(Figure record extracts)
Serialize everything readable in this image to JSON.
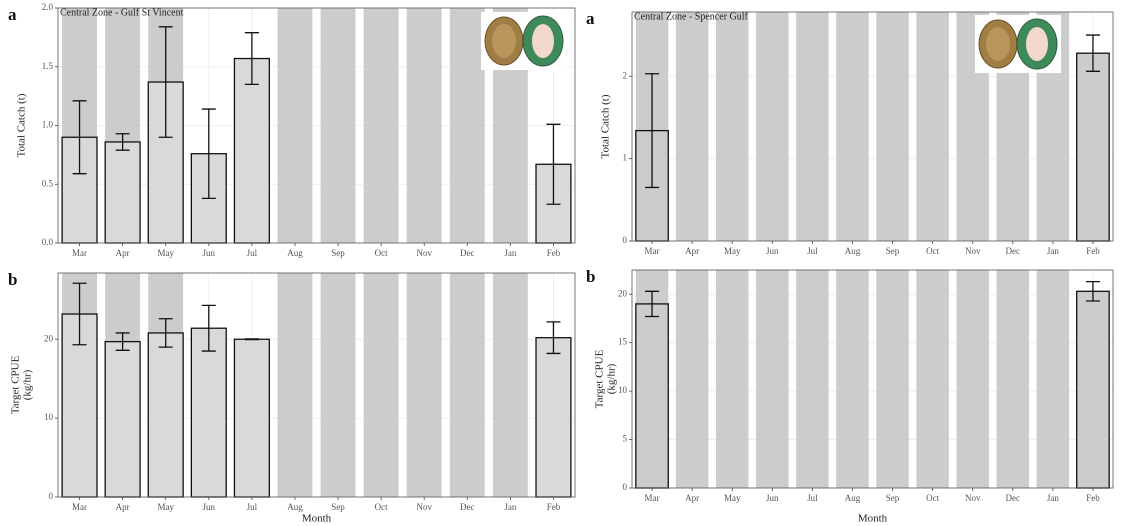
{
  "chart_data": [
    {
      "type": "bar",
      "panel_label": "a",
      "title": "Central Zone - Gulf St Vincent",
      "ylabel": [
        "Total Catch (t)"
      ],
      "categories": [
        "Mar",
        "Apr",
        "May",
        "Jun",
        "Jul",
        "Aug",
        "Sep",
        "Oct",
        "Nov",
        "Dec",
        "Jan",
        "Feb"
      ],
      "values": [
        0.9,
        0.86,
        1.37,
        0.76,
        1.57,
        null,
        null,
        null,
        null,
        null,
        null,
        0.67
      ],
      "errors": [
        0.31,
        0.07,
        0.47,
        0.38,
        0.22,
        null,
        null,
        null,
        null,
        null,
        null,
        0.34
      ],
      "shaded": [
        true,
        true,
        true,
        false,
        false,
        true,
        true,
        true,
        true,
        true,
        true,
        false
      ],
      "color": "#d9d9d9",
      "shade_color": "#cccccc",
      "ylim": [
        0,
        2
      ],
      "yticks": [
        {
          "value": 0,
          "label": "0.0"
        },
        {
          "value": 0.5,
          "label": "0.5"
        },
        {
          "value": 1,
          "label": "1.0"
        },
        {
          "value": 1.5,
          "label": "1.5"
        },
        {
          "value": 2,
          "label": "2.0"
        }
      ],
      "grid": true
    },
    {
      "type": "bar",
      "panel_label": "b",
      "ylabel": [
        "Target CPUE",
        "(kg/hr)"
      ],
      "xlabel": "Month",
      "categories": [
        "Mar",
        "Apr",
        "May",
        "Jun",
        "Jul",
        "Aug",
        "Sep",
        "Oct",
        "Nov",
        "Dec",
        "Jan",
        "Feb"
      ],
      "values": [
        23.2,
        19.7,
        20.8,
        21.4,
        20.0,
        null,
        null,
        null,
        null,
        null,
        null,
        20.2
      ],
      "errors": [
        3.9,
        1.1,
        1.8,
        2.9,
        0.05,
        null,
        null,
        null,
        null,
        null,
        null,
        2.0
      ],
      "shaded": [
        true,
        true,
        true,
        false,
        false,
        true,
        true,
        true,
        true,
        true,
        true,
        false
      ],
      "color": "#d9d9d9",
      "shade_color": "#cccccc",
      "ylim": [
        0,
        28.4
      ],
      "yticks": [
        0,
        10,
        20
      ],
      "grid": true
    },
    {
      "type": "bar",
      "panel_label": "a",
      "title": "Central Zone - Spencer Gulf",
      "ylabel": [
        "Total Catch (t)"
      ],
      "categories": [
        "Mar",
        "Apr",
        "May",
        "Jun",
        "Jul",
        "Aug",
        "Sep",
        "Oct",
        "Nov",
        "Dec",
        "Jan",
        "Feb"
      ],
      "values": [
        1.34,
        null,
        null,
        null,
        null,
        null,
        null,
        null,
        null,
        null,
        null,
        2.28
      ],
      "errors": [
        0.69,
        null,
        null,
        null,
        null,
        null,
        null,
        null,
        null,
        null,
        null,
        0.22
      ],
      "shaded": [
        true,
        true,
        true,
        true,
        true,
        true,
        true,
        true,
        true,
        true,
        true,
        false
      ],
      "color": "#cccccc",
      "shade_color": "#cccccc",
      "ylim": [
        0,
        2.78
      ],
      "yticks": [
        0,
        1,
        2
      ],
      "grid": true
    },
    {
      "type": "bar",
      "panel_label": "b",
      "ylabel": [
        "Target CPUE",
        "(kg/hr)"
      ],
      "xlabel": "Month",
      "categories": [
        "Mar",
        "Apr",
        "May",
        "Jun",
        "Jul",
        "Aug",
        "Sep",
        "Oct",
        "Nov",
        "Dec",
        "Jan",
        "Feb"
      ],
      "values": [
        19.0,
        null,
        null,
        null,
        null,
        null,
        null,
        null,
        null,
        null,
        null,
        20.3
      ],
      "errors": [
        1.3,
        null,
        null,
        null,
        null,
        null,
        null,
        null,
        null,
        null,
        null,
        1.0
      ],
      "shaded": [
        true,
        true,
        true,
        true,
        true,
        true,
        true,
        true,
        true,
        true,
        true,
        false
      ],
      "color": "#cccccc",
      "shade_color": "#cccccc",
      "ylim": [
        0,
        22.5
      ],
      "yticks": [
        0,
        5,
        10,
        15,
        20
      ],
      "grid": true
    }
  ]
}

...

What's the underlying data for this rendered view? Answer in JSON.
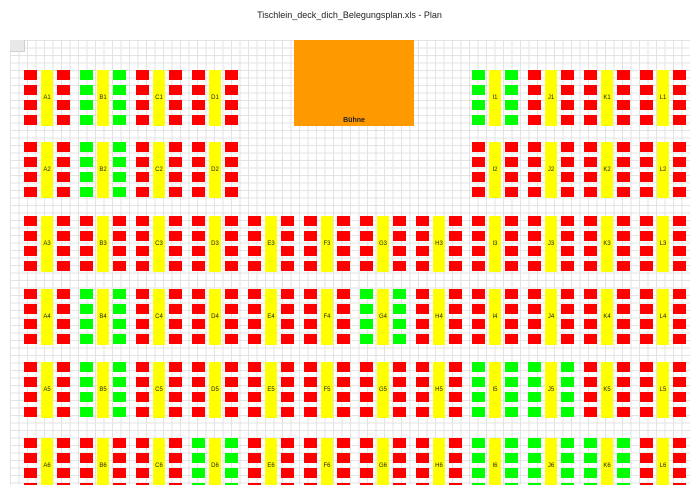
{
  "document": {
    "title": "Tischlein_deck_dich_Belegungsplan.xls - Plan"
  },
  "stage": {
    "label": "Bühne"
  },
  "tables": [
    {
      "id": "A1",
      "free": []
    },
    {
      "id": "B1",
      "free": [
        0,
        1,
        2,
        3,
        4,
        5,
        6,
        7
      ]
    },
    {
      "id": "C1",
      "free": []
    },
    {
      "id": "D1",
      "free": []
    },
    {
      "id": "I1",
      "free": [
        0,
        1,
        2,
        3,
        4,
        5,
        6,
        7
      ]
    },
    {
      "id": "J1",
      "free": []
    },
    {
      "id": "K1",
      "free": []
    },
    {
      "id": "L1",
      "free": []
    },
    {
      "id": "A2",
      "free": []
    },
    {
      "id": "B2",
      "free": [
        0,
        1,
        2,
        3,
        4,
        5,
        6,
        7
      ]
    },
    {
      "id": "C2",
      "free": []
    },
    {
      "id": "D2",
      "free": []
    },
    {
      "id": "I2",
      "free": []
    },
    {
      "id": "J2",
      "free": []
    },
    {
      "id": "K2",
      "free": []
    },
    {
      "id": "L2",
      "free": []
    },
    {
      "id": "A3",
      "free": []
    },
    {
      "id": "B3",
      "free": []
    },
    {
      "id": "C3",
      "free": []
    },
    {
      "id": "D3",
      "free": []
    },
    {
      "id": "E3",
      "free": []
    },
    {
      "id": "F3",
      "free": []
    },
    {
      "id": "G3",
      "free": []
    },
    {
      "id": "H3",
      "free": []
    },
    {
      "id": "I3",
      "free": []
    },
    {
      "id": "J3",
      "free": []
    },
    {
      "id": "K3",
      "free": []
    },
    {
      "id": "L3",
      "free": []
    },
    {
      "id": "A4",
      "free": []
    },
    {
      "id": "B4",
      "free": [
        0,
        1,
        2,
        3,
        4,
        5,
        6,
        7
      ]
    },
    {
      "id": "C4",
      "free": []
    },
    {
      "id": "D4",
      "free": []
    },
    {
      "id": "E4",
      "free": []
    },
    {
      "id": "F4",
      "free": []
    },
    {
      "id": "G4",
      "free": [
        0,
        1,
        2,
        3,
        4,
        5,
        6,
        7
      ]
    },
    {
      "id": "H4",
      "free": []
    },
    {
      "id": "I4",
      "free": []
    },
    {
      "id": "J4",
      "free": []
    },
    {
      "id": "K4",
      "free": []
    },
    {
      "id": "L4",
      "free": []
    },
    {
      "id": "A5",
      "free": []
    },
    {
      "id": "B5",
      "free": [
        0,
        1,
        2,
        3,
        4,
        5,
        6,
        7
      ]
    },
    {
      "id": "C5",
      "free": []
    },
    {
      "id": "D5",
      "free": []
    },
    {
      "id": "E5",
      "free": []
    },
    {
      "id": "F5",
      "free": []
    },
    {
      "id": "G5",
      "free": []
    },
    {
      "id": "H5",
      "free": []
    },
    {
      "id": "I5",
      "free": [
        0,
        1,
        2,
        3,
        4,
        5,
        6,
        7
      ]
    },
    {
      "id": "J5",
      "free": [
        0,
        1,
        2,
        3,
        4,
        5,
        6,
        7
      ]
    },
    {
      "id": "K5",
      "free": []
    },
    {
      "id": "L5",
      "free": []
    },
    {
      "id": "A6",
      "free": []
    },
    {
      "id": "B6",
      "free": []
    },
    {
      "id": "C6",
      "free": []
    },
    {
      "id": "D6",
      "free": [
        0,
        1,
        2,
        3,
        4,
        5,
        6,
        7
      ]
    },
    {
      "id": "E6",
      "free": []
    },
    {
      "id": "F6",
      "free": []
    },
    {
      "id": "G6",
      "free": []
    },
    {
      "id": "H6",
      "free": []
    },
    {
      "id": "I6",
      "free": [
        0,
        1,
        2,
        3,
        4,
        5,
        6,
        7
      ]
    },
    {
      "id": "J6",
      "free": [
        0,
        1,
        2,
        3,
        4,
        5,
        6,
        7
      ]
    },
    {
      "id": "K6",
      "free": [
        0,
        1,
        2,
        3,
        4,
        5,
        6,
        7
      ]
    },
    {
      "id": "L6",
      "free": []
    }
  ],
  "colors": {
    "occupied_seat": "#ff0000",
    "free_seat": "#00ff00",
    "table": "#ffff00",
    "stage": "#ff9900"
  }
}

Exercise task. Report the count of lines in the entries that contain the string "Central", and nothing besides it.

Output of the task. 2